Stored data entries:
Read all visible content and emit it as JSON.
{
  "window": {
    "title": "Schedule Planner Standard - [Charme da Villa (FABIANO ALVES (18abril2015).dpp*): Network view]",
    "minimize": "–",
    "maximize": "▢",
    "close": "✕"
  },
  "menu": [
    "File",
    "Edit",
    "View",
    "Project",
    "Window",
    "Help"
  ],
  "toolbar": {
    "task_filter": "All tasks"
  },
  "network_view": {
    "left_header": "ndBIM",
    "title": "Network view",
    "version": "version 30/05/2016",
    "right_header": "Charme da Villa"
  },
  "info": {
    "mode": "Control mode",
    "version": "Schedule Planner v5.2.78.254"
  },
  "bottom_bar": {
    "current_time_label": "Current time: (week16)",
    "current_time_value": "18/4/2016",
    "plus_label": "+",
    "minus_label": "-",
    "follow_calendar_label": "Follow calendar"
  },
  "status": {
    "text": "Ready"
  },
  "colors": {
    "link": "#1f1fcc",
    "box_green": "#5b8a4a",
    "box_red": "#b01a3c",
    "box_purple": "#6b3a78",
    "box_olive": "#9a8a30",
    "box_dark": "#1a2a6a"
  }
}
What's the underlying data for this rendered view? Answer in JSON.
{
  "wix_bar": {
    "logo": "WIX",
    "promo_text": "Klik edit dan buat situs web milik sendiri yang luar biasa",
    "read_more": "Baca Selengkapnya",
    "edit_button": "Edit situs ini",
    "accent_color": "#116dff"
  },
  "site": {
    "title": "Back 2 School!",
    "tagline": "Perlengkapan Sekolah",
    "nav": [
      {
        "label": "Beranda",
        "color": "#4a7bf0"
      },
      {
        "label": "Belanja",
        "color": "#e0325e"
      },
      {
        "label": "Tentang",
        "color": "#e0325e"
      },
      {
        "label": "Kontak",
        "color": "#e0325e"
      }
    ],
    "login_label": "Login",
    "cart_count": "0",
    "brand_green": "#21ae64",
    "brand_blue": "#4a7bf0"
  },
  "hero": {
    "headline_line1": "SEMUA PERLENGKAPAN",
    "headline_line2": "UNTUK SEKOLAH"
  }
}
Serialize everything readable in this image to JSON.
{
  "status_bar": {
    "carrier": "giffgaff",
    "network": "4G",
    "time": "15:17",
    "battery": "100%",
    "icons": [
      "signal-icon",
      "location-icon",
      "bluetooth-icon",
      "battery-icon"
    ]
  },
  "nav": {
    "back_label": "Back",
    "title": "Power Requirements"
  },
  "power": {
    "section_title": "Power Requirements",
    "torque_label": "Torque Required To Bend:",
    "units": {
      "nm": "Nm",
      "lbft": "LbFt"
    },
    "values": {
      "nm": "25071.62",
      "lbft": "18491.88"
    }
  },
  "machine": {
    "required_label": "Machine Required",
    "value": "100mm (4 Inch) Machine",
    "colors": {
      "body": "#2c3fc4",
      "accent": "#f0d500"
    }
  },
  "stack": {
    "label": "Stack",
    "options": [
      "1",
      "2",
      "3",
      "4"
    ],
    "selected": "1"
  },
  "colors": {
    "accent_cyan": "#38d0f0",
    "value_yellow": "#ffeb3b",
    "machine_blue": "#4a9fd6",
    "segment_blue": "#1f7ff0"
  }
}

Problem:
Pick out the lines that include the word "Planner" and write them out.

Output below:
    "title": "Schedule Planner Standard - [Charme da Villa (FABIANO ALVES (18abril2015).dpp*): Network view]",
    "version": "Schedule Planner v5.2.78.254"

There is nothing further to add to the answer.